**Directive:** In the data that follows, count each line holding the string "slots"; answer with the number only.

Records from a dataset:
# # # # #
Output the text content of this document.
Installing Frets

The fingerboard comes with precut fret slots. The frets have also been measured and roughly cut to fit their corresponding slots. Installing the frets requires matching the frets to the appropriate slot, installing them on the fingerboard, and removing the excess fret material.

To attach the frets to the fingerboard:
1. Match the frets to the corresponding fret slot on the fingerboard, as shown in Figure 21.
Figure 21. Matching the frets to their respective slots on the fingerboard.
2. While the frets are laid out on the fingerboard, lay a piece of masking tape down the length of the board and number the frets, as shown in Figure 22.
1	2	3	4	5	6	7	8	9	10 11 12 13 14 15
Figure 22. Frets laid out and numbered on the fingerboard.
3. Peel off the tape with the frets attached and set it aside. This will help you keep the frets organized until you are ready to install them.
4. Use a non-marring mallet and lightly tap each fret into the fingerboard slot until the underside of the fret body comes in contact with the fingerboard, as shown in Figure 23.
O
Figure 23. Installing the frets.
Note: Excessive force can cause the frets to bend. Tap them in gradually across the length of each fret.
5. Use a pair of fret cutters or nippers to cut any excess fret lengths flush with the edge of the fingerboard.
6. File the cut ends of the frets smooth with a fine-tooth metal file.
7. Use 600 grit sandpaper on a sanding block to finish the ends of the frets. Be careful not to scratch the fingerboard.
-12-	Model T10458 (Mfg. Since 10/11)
# # # # #
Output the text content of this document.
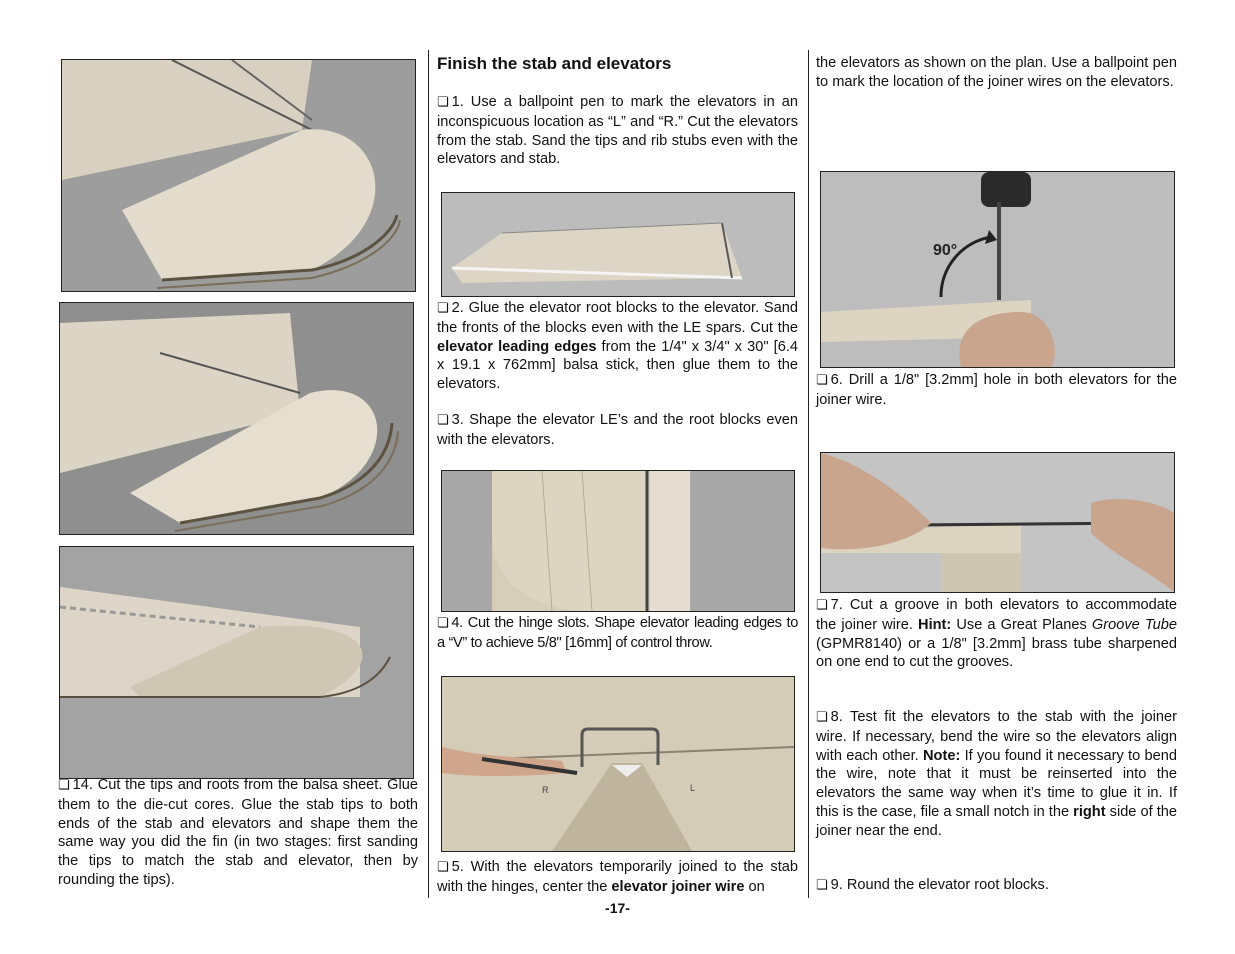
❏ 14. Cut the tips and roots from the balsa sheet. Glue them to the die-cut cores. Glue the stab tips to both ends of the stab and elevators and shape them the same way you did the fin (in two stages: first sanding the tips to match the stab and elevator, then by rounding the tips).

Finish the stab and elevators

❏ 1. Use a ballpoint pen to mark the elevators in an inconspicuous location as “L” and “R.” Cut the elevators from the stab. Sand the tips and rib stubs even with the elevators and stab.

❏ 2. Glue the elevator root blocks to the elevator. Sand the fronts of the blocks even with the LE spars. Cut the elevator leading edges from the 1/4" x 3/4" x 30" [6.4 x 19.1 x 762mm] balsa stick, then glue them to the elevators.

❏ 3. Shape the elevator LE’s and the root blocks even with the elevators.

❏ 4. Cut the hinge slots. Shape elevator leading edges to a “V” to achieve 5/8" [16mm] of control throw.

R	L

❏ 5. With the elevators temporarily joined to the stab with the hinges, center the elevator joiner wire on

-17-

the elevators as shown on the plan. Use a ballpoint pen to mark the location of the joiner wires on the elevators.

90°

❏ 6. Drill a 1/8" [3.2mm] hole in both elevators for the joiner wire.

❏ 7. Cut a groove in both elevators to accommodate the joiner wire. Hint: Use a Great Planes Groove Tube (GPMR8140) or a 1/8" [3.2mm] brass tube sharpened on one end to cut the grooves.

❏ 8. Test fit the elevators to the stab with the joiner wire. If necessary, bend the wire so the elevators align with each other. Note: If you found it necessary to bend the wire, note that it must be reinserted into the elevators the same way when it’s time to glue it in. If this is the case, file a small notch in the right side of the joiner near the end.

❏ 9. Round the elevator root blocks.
# # # # #
**Expected answer:** 3